-- start Data supplied --
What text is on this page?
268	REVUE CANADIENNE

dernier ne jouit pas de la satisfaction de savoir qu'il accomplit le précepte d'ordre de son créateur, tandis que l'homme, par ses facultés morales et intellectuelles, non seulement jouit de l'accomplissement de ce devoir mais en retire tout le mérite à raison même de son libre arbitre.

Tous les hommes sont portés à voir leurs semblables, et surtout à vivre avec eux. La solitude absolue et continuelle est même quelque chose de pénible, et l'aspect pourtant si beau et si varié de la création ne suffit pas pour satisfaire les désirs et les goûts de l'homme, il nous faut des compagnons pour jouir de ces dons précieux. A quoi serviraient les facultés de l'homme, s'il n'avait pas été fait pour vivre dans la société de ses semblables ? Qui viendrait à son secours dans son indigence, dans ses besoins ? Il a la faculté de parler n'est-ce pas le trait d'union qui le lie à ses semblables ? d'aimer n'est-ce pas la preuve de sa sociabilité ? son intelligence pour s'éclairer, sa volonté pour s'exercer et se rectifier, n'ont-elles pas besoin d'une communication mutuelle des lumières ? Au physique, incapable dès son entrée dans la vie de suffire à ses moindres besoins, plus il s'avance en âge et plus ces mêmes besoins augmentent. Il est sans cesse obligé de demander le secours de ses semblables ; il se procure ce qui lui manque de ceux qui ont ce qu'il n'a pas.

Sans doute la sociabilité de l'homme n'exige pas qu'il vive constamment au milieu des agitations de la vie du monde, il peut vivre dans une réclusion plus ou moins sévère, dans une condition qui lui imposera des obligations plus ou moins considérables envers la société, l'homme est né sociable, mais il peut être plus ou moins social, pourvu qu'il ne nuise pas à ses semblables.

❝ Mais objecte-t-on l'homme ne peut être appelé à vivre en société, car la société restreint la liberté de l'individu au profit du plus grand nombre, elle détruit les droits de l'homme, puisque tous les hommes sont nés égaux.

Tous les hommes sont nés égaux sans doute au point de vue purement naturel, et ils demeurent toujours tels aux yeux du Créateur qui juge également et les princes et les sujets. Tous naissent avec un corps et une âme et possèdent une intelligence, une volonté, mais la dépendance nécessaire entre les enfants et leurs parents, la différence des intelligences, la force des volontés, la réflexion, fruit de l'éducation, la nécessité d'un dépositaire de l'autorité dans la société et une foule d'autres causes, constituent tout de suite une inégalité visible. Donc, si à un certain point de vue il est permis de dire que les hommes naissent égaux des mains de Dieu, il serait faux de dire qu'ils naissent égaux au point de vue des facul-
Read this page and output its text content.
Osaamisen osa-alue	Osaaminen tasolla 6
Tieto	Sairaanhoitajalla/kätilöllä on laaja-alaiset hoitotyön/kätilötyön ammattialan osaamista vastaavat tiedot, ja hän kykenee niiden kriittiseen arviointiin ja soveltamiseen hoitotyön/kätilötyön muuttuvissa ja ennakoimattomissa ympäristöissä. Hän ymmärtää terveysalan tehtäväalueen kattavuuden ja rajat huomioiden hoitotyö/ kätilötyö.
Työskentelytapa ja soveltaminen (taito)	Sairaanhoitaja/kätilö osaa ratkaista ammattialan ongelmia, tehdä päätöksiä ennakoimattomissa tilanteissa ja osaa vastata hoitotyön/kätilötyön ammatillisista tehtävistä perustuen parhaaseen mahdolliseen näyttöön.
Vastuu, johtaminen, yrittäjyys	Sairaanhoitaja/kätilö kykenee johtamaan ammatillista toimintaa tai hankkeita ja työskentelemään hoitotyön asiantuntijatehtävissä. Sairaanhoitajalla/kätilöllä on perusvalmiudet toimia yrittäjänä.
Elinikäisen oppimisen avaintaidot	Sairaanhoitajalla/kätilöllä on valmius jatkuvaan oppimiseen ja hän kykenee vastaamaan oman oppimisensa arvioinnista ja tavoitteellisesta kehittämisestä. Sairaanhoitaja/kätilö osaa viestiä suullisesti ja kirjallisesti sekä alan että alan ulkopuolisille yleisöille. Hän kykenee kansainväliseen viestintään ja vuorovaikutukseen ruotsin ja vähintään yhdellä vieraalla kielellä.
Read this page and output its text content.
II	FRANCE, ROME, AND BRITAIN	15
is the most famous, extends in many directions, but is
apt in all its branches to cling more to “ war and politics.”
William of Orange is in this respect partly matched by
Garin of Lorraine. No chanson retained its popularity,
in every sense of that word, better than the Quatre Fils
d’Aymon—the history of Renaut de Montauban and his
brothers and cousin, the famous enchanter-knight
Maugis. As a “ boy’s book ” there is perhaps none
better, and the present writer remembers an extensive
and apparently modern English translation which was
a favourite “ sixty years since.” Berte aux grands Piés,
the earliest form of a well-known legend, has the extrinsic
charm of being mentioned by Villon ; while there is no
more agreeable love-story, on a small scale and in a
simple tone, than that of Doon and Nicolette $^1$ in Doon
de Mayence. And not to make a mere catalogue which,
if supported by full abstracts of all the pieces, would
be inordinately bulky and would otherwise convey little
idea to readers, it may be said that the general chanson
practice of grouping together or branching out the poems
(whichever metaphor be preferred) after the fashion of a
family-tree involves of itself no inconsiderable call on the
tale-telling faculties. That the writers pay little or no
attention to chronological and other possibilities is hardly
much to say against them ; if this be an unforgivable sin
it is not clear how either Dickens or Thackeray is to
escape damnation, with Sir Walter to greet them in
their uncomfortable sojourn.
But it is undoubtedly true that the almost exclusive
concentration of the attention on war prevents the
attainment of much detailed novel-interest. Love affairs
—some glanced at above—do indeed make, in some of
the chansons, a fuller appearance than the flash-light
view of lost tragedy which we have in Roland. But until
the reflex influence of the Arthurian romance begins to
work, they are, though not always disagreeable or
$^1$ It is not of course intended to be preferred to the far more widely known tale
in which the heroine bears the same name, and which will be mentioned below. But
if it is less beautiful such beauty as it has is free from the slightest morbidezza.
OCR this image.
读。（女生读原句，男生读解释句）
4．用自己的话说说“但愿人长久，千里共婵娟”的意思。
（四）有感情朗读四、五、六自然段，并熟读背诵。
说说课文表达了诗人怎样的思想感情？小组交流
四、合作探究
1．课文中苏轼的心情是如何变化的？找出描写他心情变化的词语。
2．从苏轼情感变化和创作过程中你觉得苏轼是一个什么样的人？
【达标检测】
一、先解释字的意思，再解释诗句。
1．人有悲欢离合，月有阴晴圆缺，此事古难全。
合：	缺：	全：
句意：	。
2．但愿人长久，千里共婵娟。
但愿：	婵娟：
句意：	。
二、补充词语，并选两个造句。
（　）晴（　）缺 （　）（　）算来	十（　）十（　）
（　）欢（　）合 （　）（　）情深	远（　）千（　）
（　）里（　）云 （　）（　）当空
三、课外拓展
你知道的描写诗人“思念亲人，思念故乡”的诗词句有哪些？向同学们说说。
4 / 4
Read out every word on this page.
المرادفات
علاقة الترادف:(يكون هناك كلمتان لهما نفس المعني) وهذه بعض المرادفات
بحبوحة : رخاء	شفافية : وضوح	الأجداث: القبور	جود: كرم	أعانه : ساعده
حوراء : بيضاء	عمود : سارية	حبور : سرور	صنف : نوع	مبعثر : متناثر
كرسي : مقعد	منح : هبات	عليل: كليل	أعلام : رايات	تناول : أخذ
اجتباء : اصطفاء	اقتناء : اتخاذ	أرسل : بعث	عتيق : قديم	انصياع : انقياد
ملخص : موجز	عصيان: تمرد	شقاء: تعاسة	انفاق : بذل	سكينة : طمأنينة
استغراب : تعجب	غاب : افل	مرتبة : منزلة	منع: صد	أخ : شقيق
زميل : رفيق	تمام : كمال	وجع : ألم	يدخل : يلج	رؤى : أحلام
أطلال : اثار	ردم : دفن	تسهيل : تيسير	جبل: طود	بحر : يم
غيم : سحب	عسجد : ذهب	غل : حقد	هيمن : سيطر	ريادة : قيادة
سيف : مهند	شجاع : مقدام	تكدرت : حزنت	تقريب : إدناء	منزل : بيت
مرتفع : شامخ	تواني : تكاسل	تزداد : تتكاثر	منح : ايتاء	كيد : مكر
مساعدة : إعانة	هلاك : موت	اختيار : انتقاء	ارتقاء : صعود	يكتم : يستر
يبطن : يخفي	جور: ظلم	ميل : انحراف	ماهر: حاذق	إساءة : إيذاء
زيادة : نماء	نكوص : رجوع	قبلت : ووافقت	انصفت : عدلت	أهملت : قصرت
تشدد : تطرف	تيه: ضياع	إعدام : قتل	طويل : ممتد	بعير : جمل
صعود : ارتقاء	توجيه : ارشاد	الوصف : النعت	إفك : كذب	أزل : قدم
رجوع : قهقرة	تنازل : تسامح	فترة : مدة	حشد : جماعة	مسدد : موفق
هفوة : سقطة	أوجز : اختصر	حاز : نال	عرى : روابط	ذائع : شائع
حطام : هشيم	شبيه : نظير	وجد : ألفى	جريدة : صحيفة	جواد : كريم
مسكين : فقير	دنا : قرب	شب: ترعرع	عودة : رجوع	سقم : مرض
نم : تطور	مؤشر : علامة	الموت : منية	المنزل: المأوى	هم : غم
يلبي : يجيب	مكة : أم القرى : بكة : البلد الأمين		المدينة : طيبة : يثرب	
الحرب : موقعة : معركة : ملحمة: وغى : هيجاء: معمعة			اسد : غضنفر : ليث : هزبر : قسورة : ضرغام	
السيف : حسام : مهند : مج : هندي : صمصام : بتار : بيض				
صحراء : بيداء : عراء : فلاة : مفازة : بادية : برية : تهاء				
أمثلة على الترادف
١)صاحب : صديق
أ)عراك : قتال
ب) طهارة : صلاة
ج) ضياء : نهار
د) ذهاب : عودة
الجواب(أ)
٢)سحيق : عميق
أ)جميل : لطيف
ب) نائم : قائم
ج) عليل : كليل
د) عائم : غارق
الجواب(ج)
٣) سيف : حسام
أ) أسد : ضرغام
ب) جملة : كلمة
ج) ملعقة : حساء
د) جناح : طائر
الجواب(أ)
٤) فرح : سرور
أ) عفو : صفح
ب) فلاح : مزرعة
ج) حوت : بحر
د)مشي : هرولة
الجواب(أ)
-- end Data supplied --
## Given exercise
Filter the listing above by the word "المرادفات"; copy each line that passes.

## Full output
المرادفات
علاقة الترادف:(يكون هناك كلمتان لهما نفس المعني) وهذه بعض المرادفات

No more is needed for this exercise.